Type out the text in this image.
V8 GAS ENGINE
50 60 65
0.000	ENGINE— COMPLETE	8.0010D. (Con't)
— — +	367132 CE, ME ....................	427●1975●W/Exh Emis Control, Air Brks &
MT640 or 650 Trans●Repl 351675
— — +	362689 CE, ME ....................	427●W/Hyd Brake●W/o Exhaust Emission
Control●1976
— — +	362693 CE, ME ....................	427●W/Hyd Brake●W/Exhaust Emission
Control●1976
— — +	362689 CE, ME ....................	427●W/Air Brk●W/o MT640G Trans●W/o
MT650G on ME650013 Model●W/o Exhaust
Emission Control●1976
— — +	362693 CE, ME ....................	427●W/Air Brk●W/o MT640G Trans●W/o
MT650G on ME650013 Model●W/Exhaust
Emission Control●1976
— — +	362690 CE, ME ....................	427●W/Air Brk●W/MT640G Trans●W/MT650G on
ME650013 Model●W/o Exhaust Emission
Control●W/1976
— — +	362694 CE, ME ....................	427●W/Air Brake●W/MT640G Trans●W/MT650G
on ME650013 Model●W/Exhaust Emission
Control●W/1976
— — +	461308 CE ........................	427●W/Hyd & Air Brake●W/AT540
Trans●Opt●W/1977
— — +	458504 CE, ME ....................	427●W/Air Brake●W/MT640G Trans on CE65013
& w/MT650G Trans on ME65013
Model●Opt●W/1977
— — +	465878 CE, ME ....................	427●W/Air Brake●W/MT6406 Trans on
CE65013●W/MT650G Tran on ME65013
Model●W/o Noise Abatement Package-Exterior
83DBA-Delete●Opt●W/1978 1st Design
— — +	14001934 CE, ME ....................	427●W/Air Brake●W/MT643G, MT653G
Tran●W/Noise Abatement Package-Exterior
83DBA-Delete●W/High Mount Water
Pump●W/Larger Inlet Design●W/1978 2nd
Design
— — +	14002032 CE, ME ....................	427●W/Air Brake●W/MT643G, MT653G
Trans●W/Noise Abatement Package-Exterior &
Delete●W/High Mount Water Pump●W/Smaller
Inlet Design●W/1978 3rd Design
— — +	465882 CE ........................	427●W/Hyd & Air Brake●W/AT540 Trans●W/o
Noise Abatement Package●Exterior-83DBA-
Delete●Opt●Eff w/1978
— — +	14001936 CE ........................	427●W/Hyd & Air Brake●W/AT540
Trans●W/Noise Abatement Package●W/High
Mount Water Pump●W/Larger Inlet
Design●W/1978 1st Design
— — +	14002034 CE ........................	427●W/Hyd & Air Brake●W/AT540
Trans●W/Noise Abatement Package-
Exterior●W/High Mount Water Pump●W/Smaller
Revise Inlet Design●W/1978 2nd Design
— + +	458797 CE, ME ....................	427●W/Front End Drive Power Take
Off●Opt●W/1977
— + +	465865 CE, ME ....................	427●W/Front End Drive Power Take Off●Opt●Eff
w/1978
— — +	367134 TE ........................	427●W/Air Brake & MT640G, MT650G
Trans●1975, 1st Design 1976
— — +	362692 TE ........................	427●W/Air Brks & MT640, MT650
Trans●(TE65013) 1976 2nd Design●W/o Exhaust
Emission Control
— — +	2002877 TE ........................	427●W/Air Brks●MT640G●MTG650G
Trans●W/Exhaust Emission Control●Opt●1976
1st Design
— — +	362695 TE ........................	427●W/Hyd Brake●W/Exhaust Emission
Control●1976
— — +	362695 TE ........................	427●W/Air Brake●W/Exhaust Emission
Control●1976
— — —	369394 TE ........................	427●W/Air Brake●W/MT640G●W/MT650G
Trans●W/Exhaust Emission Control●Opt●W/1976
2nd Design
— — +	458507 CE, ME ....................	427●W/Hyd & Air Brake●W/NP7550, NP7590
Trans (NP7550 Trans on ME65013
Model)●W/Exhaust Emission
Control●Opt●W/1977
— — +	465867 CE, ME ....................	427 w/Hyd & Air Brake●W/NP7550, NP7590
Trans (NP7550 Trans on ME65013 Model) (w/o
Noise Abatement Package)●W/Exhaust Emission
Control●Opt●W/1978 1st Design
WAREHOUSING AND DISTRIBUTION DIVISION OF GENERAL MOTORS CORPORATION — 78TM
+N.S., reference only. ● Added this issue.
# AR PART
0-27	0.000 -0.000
***
Work to complete ▸ All of the entries above must be quoted exactly.

Result ▸
Type out the text in this image.
V8 GAS ENGINE
50 60 65
0.000	ENGINE— COMPLETE	8.0010D. (Con't)
— — +	367132 CE, ME ....................	427●1975●W/Exh Emis Control, Air Brks &
MT640 or 650 Trans●Repl 351675
— — +	362689 CE, ME ....................	427●W/Hyd Brake●W/o Exhaust Emission
Control●1976
— — +	362693 CE, ME ....................	427●W/Hyd Brake●W/Exhaust Emission
Control●1976
— — +	362689 CE, ME ....................	427●W/Air Brk●W/o MT640G Trans●W/o
MT650G on ME650013 Model●W/o Exhaust
Emission Control●1976
— — +	362693 CE, ME ....................	427●W/Air Brk●W/o MT640G Trans●W/o
MT650G on ME650013 Model●W/Exhaust
Emission Control●1976
— — +	362690 CE, ME ....................	427●W/Air Brk●W/MT640G Trans●W/MT650G on
ME650013 Model●W/o Exhaust Emission
Control●W/1976
— — +	362694 CE, ME ....................	427●W/Air Brake●W/MT640G Trans●W/MT650G
on ME650013 Model●W/Exhaust Emission
Control●W/1976
— — +	461308 CE ........................	427●W/Hyd & Air Brake●W/AT540
Trans●Opt●W/1977
— — +	458504 CE, ME ....................	427●W/Air Brake●W/MT640G Trans on CE65013
& w/MT650G Trans on ME65013
Model●Opt●W/1977
— — +	465878 CE, ME ....................	427●W/Air Brake●W/MT6406 Trans on
CE65013●W/MT650G Tran on ME65013
Model●W/o Noise Abatement Package-Exterior
83DBA-Delete●Opt●W/1978 1st Design
— — +	14001934 CE, ME ....................	427●W/Air Brake●W/MT643G, MT653G
Tran●W/Noise Abatement Package-Exterior
83DBA-Delete●W/High Mount Water
Pump●W/Larger Inlet Design●W/1978 2nd
Design
— — +	14002032 CE, ME ....................	427●W/Air Brake●W/MT643G, MT653G
Trans●W/Noise Abatement Package-Exterior &
Delete●W/High Mount Water Pump●W/Smaller
Inlet Design●W/1978 3rd Design
— — +	465882 CE ........................	427●W/Hyd & Air Brake●W/AT540 Trans●W/o
Noise Abatement Package●Exterior-83DBA-
Delete●Opt●Eff w/1978
— — +	14001936 CE ........................	427●W/Hyd & Air Brake●W/AT540
Trans●W/Noise Abatement Package●W/High
Mount Water Pump●W/Larger Inlet
Design●W/1978 1st Design
— — +	14002034 CE ........................	427●W/Hyd & Air Brake●W/AT540
Trans●W/Noise Abatement Package-
Exterior●W/High Mount Water Pump●W/Smaller
Revise Inlet Design●W/1978 2nd Design
— + +	458797 CE, ME ....................	427●W/Front End Drive Power Take
Off●Opt●W/1977
— + +	465865 CE, ME ....................	427●W/Front End Drive Power Take Off●Opt●Eff
w/1978
— — +	367134 TE ........................	427●W/Air Brake & MT640G, MT650G
Trans●1975, 1st Design 1976
— — +	362692 TE ........................	427●W/Air Brks & MT640, MT650
Trans●(TE65013) 1976 2nd Design●W/o Exhaust
Emission Control
— — +	2002877 TE ........................	427●W/Air Brks●MT640G●MTG650G
Trans●W/Exhaust Emission Control●Opt●1976
1st Design
— — +	362695 TE ........................	427●W/Hyd Brake●W/Exhaust Emission
Control●1976
— — +	362695 TE ........................	427●W/Air Brake●W/Exhaust Emission
Control●1976
— — —	369394 TE ........................	427●W/Air Brake●W/MT640G●W/MT650G
Trans●W/Exhaust Emission Control●Opt●W/1976
2nd Design
— — +	458507 CE, ME ....................	427●W/Hyd & Air Brake●W/NP7550, NP7590
Trans (NP7550 Trans on ME65013
Model)●W/Exhaust Emission
Control●Opt●W/1977
— — +	465867 CE, ME ....................	427 w/Hyd & Air Brake●W/NP7550, NP7590
Trans (NP7550 Trans on ME65013 Model) (w/o
Noise Abatement Package)●W/Exhaust Emission
Control●Opt●W/1978 1st Design
WAREHOUSING AND DISTRIBUTION DIVISION OF GENERAL MOTORS CORPORATION — 78TM
+N.S., reference only. ● Added this issue.
# AR PART
0-27	0.000 -0.000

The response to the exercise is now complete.